> _Written instruction_
Gather from the listing below each line that includes the word "dreapta", and copy it.

Lines of data
◇ ◇ ◇ ◇
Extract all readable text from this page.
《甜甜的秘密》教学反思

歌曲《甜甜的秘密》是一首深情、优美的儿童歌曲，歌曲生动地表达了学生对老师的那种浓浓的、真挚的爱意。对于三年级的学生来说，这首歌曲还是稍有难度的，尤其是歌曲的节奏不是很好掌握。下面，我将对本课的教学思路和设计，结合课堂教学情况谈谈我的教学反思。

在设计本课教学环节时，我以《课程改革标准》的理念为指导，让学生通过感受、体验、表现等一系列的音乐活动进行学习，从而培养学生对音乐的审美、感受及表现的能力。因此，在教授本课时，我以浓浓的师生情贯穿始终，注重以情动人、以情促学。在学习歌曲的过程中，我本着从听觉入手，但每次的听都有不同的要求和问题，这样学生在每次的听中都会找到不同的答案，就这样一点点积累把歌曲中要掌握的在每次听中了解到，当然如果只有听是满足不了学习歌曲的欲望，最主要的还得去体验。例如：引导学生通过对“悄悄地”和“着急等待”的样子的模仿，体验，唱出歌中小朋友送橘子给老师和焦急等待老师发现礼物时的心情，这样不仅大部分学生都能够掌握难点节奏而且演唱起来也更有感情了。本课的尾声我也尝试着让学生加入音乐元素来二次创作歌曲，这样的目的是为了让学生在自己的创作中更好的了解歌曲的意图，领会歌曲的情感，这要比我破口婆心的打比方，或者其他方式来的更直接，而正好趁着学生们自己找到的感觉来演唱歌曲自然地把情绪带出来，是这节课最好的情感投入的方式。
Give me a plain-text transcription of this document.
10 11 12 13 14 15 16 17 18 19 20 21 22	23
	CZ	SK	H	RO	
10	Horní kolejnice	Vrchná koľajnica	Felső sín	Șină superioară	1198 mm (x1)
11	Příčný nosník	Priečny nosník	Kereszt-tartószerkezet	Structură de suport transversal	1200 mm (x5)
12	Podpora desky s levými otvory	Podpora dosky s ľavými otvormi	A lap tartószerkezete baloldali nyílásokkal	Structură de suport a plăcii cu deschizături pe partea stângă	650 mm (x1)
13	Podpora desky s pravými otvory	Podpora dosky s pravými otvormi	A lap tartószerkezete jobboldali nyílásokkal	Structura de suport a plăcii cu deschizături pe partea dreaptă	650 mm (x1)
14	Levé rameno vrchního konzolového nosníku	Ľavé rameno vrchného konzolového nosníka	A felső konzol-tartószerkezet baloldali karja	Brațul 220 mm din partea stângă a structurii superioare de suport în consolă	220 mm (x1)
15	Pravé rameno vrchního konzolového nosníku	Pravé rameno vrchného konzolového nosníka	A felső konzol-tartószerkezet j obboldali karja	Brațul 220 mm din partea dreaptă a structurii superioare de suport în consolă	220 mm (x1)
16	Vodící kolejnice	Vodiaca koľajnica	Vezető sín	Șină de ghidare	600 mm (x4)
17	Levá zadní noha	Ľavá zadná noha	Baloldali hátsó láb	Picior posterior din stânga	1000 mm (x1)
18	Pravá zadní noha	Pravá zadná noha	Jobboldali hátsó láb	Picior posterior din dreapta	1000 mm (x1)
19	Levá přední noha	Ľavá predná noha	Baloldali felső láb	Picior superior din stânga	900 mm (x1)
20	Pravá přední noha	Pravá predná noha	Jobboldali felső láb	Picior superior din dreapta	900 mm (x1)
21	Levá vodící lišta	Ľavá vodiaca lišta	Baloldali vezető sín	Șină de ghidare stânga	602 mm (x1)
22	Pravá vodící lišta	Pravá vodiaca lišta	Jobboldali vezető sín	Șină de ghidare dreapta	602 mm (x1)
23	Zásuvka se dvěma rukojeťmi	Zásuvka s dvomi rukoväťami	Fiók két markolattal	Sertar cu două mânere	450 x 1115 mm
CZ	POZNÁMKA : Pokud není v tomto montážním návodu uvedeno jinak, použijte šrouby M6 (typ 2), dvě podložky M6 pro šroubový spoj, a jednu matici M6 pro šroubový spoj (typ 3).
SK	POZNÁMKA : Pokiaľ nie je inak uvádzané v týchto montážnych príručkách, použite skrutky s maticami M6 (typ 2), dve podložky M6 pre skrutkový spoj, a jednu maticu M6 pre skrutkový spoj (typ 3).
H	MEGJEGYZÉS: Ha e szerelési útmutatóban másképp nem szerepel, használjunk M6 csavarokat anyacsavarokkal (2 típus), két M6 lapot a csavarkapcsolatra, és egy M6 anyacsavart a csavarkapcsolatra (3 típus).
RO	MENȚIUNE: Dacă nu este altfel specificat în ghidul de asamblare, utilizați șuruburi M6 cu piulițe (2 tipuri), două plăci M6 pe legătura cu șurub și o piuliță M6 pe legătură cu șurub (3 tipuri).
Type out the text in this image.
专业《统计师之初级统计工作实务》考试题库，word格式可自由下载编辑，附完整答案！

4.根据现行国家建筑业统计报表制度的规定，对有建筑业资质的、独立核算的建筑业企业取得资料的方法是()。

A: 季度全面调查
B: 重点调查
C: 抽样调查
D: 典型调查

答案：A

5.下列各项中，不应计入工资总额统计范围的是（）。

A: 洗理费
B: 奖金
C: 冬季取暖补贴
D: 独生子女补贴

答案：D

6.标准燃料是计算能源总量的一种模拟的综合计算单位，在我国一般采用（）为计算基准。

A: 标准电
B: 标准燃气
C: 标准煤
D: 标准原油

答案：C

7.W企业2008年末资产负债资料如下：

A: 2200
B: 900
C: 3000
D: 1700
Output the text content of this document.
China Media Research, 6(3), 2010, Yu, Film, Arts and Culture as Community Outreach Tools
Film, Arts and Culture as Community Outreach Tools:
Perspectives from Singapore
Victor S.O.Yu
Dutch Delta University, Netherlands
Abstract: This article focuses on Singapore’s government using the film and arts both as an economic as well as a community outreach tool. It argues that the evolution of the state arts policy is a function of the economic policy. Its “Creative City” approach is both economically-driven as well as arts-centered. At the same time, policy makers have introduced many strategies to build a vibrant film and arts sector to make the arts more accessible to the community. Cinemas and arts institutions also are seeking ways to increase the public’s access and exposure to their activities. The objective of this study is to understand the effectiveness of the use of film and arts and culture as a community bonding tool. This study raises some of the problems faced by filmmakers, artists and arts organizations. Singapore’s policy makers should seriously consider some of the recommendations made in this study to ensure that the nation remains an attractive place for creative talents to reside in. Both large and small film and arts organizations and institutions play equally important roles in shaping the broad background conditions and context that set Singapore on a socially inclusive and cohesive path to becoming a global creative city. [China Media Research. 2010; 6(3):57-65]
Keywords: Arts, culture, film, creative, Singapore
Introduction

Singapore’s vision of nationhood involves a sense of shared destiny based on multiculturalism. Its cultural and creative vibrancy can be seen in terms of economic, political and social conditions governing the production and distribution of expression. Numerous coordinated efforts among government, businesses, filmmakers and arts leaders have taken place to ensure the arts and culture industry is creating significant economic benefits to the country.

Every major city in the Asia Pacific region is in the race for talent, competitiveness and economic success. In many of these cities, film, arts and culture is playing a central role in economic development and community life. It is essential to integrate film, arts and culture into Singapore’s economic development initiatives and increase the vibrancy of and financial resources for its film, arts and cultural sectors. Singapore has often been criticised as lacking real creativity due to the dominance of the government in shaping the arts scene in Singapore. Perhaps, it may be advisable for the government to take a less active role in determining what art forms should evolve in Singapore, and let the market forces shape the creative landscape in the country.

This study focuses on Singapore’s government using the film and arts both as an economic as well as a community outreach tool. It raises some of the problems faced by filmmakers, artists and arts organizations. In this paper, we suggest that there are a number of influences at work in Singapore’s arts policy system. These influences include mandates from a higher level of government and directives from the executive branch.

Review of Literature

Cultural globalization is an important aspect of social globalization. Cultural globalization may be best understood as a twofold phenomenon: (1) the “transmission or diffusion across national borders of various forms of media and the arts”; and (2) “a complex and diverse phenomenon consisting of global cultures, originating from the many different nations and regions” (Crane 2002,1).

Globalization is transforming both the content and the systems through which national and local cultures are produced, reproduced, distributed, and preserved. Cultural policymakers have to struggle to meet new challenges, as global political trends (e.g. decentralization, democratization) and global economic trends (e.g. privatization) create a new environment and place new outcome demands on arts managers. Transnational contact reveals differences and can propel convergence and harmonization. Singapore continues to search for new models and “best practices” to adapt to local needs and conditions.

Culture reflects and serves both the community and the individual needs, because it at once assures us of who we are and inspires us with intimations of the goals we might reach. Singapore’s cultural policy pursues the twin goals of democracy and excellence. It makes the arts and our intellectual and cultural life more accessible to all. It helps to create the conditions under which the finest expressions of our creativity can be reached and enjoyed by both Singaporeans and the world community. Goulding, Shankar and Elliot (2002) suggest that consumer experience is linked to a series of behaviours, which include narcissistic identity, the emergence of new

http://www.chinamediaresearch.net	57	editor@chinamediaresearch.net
◇ ◇ ◇ ◇
> _Correct result_
18	Pravá zadní noha	Pravá zadná noha	Jobboldali hátsó láb	Picior posterior din dreapta	1000 mm (x1)
20	Pravá přední noha	Pravá predná noha	Jobboldali felső láb	Picior superior din dreapta	900 mm (x1)
22	Pravá vodící lišta	Pravá vodiaca lišta	Jobboldali vezető sín	Șină de ghidare dreapta	602 mm (x1)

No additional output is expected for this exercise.